Challenge>
Extract every line that contains the word "wartość".

Figure content listings
◆ ◆ ◆ ◆ ◆

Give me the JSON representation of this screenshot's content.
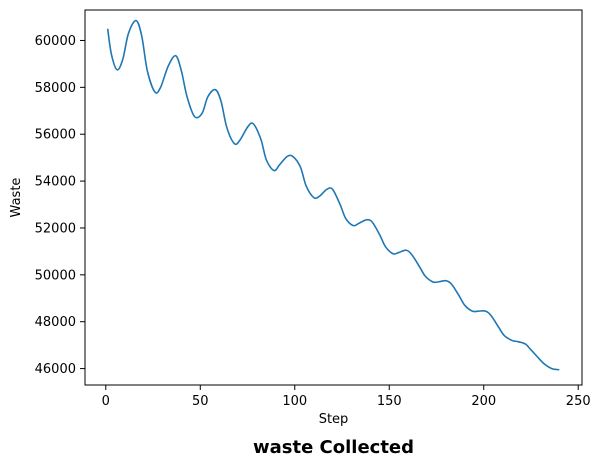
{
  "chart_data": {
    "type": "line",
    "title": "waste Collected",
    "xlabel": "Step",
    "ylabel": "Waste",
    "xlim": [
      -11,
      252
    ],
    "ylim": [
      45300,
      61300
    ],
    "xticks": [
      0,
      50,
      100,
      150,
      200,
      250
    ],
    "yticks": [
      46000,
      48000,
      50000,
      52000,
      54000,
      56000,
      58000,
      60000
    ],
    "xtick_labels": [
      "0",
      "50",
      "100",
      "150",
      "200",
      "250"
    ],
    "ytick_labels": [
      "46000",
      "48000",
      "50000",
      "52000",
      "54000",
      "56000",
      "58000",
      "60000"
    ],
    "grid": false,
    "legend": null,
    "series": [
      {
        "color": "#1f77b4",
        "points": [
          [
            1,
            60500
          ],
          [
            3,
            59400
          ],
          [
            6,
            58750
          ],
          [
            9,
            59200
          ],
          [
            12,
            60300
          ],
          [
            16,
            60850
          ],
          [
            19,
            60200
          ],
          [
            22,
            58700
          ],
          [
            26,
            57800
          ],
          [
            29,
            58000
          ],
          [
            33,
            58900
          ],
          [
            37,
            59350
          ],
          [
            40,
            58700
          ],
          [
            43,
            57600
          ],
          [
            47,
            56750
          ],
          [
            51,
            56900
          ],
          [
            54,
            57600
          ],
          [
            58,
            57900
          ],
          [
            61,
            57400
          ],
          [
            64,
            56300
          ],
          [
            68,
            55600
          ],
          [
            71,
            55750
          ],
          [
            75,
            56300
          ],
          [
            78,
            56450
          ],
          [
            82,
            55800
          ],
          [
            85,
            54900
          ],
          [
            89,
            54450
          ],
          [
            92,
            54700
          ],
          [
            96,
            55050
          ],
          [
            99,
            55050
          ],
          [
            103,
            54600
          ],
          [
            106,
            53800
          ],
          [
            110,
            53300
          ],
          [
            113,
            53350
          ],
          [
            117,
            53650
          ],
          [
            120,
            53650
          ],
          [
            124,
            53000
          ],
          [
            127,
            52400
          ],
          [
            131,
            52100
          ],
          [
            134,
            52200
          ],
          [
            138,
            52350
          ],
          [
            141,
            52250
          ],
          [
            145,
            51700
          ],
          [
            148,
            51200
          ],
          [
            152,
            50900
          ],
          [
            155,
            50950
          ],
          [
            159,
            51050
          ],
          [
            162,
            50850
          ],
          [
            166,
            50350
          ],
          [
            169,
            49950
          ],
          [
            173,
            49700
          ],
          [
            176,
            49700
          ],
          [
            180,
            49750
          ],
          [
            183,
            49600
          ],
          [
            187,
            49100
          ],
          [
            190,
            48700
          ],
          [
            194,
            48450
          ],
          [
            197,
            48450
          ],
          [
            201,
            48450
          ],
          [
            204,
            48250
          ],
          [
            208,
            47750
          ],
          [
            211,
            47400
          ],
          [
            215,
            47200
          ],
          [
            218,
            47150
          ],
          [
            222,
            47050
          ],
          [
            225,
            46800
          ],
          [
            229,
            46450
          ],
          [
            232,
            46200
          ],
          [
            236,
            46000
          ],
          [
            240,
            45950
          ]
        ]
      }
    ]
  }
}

◆ ◆ ◆ ◆ ◆

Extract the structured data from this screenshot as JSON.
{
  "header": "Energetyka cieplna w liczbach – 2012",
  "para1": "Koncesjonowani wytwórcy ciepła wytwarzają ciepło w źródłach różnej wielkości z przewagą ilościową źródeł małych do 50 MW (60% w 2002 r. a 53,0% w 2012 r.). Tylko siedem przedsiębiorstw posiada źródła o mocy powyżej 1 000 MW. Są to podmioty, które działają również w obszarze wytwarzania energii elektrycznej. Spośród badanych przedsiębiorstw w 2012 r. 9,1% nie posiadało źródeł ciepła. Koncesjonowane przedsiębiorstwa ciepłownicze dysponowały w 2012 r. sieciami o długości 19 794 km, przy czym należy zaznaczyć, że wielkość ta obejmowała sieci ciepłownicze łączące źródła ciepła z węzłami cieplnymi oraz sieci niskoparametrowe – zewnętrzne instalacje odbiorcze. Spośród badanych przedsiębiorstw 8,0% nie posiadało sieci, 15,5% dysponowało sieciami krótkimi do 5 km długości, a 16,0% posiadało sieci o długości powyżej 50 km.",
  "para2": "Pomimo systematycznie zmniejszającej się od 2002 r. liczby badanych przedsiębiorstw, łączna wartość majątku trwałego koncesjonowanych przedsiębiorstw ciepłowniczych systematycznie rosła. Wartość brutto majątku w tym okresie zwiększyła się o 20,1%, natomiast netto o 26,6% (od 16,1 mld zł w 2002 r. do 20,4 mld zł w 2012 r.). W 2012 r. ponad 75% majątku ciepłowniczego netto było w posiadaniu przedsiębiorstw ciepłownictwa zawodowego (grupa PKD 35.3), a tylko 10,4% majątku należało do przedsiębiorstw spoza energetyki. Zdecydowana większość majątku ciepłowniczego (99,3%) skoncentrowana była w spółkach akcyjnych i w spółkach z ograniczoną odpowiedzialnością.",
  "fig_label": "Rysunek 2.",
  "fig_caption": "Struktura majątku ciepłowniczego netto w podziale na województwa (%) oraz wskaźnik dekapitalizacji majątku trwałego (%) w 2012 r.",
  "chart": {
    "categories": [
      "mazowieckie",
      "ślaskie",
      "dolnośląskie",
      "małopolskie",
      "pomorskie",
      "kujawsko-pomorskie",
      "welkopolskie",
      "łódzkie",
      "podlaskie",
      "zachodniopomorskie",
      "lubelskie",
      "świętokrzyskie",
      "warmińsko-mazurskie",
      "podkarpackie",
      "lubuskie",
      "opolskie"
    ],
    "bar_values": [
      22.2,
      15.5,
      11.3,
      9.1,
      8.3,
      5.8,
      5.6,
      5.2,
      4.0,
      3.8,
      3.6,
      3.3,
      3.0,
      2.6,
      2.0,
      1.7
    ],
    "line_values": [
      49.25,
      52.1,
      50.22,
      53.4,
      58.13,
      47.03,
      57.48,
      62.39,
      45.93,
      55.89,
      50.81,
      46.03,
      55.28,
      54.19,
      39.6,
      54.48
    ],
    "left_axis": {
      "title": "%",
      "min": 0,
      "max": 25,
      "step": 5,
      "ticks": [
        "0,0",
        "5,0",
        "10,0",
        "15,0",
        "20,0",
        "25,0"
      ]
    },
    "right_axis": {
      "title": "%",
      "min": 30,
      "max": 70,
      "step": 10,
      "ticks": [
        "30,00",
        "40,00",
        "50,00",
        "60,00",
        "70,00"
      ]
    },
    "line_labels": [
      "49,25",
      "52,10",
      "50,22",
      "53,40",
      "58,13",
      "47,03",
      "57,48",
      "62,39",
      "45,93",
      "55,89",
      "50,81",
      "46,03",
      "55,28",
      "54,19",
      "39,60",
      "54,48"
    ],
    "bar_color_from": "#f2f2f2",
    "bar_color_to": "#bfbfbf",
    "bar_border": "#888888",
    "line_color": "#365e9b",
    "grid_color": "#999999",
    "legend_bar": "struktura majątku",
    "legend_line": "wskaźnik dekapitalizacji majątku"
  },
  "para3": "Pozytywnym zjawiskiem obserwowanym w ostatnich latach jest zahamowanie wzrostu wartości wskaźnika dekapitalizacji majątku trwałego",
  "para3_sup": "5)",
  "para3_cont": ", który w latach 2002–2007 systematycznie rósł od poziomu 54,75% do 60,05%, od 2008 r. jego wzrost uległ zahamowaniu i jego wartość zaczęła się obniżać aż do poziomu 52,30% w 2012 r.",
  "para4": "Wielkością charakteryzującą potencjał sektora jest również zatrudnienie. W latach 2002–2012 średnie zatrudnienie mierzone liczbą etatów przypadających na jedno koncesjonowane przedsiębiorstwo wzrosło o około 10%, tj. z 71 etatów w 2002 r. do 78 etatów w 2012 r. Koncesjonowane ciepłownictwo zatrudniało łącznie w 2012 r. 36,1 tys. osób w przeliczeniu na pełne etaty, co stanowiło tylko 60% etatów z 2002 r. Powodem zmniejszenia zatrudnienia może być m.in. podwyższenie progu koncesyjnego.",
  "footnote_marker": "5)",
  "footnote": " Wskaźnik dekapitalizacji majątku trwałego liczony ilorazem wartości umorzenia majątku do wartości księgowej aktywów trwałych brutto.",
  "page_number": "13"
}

◆ ◆ ◆ ◆ ◆

Exercise response>
  "para2": "Pomimo systematycznie zmniejszającej się od 2002 r. liczby badanych przedsiębiorstw, łączna wartość majątku trwałego koncesjonowanych przedsiębiorstw ciepłowniczych systematycznie rosła. Wartość brutto majątku w tym okresie zwiększyła się o 20,1%, natomiast netto o 26,6% (od 16,1 mld zł w 2002 r. do 20,4 mld zł w 2012 r.). W 2012 r. ponad 75% majątku ciepłowniczego netto było w posiadaniu przedsiębiorstw ciepłownictwa zawodowego (grupa PKD 35.3), a tylko 10,4% majątku należało do przedsiębiorstw spoza energetyki. Zdecydowana większość majątku ciepłowniczego (99,3%) skoncentrowana była w spółkach akcyjnych i w spółkach z ograniczoną odpowiedzialnością.",
  "para3_cont": ", który w latach 2002–2007 systematycznie rósł od poziomu 54,75% do 60,05%, od 2008 r. jego wzrost uległ zahamowaniu i jego wartość zaczęła się obniżać aż do poziomu 52,30% w 2012 r.",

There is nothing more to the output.